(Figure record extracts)
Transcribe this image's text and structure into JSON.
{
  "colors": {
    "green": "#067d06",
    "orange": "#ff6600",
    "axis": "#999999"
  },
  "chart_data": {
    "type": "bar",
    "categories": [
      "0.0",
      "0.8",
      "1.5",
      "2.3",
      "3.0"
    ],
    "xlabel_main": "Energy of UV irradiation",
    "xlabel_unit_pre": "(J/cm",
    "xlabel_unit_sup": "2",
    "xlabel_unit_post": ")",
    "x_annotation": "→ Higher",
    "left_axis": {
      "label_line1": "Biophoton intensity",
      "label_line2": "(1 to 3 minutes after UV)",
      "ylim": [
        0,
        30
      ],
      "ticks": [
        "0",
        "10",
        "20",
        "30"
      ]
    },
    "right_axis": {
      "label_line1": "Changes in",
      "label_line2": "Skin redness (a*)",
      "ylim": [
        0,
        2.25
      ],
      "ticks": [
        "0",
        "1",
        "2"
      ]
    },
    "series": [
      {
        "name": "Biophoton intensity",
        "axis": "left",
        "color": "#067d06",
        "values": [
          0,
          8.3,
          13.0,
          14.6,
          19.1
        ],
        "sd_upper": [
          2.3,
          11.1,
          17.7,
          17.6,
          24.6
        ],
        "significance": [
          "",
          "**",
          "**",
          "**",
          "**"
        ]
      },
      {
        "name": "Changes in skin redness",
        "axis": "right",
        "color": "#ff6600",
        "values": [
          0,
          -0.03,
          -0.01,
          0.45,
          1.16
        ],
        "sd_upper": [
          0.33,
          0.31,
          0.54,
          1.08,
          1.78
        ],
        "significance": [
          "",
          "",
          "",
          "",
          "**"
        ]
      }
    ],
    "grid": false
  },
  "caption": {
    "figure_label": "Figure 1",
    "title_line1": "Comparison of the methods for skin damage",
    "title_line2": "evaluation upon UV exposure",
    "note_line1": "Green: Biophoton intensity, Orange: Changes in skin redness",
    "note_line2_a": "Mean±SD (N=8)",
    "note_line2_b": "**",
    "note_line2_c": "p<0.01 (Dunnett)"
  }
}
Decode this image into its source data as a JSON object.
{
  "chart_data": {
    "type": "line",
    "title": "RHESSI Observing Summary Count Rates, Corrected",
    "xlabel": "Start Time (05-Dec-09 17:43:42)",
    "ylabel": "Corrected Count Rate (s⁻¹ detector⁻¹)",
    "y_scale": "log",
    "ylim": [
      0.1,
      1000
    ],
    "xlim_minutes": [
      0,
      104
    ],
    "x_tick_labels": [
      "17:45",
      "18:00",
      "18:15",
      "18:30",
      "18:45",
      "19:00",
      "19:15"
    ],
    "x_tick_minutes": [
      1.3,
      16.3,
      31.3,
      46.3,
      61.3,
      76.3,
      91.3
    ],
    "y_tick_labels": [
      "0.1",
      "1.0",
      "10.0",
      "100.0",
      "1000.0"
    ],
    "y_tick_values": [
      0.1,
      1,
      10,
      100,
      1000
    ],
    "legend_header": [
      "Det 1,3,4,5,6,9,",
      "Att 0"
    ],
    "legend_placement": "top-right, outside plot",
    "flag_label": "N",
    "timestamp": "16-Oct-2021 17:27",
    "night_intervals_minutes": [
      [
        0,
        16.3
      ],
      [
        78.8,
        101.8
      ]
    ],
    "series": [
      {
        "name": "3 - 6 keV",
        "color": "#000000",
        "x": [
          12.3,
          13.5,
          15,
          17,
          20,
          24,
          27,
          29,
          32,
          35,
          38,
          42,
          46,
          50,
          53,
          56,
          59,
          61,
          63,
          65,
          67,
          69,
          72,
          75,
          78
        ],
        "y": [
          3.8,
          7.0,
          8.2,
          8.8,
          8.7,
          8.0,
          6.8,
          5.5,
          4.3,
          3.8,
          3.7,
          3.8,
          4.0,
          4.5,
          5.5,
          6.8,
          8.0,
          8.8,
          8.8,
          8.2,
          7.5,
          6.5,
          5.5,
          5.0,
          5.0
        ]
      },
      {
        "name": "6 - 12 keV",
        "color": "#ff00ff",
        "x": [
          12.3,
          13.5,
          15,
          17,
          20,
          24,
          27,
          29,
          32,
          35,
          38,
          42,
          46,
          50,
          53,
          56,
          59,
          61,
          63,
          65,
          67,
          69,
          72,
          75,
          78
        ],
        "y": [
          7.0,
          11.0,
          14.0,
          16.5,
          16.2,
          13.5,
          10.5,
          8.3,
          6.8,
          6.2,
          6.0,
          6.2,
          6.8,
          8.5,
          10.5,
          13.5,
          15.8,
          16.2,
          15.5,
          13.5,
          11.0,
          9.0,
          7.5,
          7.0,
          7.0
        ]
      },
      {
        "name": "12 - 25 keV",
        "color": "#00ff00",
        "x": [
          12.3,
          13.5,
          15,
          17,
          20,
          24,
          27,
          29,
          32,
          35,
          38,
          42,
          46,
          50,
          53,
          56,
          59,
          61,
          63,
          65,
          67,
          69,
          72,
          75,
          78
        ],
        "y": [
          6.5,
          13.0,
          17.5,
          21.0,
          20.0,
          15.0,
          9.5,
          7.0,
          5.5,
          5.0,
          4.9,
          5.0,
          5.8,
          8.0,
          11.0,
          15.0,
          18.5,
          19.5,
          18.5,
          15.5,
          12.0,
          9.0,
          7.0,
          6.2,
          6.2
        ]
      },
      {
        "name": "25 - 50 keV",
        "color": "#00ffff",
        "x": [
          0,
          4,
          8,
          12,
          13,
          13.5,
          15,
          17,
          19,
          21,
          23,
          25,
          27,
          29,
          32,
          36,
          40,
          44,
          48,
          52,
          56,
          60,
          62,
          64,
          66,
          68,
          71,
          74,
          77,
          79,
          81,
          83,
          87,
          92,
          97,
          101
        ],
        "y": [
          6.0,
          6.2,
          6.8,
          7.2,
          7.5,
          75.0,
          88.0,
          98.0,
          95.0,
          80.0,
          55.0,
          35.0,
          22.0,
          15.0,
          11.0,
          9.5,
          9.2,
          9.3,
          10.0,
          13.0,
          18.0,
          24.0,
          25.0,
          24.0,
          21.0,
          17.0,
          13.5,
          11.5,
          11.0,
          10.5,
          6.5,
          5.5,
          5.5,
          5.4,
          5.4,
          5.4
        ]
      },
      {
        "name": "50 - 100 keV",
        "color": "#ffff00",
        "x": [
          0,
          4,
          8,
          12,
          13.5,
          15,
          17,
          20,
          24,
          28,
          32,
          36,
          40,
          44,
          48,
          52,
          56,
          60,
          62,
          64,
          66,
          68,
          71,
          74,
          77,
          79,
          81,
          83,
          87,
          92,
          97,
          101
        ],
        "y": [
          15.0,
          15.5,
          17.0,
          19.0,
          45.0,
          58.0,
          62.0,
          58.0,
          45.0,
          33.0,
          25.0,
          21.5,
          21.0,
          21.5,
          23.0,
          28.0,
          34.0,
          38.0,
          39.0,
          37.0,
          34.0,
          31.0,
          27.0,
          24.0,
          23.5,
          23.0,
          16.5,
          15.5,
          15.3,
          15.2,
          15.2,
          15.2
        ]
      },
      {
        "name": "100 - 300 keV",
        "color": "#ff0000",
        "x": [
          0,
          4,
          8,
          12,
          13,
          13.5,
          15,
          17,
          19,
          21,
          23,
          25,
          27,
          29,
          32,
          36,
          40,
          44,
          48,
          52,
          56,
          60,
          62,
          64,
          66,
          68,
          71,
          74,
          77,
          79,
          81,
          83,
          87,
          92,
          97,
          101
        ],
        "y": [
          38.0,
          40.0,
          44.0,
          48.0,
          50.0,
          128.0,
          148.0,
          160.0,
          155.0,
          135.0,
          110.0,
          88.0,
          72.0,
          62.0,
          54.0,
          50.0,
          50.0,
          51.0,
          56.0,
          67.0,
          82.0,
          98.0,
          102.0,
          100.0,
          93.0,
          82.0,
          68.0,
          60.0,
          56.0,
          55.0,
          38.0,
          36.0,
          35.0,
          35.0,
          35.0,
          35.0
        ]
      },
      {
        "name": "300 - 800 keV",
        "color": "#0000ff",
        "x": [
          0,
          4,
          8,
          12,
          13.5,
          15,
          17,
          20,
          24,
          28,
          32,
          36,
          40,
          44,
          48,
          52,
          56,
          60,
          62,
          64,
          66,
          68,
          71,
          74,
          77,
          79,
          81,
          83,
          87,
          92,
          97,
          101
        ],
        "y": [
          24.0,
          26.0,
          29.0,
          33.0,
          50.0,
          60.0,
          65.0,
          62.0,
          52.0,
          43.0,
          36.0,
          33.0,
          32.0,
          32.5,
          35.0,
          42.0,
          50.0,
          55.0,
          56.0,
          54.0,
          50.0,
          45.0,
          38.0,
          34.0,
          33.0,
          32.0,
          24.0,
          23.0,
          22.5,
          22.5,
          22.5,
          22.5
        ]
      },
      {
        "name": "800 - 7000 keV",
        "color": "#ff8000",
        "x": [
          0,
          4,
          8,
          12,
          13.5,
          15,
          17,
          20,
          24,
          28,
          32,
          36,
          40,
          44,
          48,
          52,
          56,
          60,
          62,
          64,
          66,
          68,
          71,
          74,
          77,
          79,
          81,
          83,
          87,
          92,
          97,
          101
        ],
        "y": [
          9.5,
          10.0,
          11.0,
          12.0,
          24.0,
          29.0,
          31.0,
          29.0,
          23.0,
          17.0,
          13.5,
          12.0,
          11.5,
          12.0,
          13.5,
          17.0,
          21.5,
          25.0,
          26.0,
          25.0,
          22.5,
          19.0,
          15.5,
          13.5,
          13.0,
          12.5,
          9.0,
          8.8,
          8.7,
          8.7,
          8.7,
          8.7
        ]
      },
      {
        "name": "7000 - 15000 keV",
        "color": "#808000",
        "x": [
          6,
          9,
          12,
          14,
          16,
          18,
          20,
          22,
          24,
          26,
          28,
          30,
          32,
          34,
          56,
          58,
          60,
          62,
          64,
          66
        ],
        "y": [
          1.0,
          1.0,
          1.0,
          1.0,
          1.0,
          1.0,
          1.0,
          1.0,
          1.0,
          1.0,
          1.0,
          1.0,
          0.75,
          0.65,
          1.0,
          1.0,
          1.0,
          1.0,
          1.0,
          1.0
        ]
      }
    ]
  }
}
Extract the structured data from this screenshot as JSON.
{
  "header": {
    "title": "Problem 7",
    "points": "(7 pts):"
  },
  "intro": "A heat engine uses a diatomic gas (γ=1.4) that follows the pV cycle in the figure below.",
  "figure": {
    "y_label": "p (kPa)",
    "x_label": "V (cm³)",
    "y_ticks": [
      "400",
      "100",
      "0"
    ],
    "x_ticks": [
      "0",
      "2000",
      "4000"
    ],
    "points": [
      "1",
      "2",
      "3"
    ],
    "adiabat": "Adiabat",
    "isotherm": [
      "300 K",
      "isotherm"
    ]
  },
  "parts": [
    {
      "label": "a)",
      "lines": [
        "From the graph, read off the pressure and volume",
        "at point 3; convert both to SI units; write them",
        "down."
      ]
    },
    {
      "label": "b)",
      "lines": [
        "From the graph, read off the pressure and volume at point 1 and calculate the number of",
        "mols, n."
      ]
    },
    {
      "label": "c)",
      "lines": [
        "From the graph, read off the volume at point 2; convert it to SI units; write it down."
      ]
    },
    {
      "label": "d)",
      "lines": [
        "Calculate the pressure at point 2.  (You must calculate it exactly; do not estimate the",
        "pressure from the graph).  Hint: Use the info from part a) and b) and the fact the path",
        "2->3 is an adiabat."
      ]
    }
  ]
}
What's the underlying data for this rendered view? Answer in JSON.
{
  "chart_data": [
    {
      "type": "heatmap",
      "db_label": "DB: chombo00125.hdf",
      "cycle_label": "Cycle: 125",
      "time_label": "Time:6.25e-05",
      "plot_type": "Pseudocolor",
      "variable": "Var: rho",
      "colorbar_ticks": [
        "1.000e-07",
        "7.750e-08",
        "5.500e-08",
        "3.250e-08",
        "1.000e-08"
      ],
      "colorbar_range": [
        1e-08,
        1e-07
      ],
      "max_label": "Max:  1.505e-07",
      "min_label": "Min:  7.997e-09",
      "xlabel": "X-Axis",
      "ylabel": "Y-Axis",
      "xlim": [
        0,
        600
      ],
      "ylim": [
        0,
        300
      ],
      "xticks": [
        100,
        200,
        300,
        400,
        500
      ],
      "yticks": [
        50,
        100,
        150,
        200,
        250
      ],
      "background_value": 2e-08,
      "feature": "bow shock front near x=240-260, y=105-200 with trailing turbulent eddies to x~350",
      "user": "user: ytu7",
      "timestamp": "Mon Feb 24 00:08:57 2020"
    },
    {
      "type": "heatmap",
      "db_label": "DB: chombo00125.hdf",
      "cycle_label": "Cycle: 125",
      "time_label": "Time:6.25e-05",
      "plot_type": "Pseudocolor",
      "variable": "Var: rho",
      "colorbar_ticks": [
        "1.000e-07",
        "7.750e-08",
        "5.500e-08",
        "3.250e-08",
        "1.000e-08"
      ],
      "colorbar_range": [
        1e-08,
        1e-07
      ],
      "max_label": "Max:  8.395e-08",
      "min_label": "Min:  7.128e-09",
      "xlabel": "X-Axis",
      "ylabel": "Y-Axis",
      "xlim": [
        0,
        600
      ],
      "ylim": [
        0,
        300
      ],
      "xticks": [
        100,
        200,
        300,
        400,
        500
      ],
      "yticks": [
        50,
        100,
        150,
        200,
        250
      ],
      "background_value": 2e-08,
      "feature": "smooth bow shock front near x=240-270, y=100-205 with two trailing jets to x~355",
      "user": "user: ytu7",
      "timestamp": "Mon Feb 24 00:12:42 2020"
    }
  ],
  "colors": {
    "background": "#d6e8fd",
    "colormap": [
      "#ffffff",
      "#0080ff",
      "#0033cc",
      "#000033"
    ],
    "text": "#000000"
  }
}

▶ **Your objective**:
Make a copy of each line that contains the string "near".

▶ **Exercise output**:
      "feature": "bow shock front near x=240-260, y=105-200 with trailing turbulent eddies to x~350",
      "feature": "smooth bow shock front near x=240-270, y=100-205 with two trailing jets to x~355",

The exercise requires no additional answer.